Source excerpt:
Opt out of marketing calls

In December 2020, the Consumer Protection and Fair Trade Authority imposed an NIS 8.3 million (about US$2.5 million) fine on a telemarketing company for exploiting consumers, particularly elderly. The imposed fine marked a significant milestone in the effort to tackle unlawful activities through marketing calls.

Thereafter, the Israeli government initiated a statutory shift toward limiting marketing calls, much like it did in 2007 with the enactment of an amendment to the Telecommunications Law that introduced one of the strictest spam laws worldwide. On Nov. 24, 2020, Israel’s Parliament, the Knesset, enacted Amendment No. 61 to the Consumer Protection Law, 5741-1981. The amendment adds a do not call registry to the law and directs the CPFT Authority to establish and manage the registry.

On June 30, the Economic Affair Committee of the Knesset approved regulations to roll out the registry, which will be effective as of Jan. 1, 2023. The CFPT Authority has already indicated that the registry will be operational in early November this year.

Israel joins more than 30 other countries, including Australia, Canada, Ireland, Italy, Mexico, New Zealand, Singapore, the U.K. and the U.S. in limiting marketing calls with governmental opt-out registries.

Formally titled a “Registry for Limiting Marketing Messages,” the registry is aimed at preventing the exploitation of vulnerable populations through marketing calls. The new law, however, has a much broader scope. The CPFT Authority will establish and manage a registry in which all consumers may register their phone numbers to avoid receiving marketing calls from businesses.

Given data:
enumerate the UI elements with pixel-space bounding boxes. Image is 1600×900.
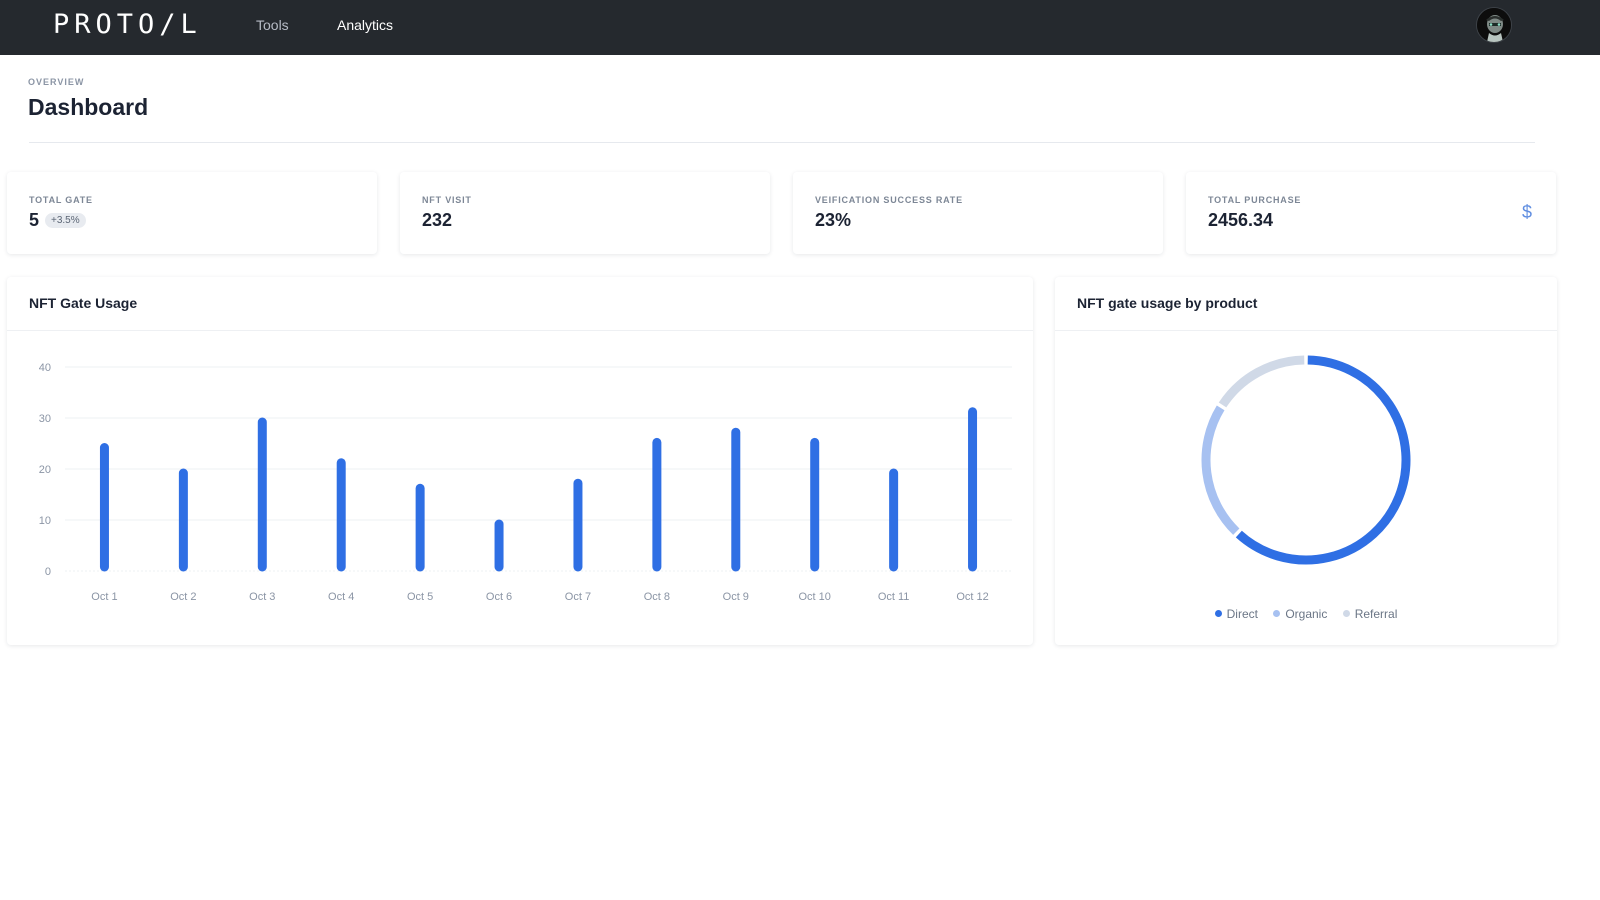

Objectives:
**1.** Answer these questions about the passage on marketing calls.
(a) How large was the fine imposed on the telemarketing company in December 2020?
(b) On what date did the Knesset enact Amendment No. 61 to the Consumer Protection Law?
(c) What is the registry's formal title?
**2.** In the passage on marketing calls, rename "do not call registry" to "opt-out registry" and write out everything from "Thereafter, the Israeli" down to "November this year.".

Outputs by task:
**1.**
(a) NIS 8.3 million (about US$2.5 million)
(b) Nov. 24, 2020
(c) "Registry for Limiting Marketing Messages"

**2.**
Thereafter, the Israeli government initiated a statutory shift toward limiting marketing calls, much like it did in 2007 with the enactment of an amendment to the Telecommunications Law that introduced one of the strictest spam laws worldwide. On Nov. 24, 2020, Israel’s Parliament, the Knesset, enacted Amendment No. 61 to the Consumer Protection Law, 5741-1981. The amendment adds a opt-out registry to the law and directs the CPFT Authority to establish and manage the registry.

On June 30, the Economic Affair Committee of the Knesset approved regulations to roll out the registry, which will be effective as of Jan. 1, 2023. The CFPT Authority has already indicated that the registry will be operational in early November this year.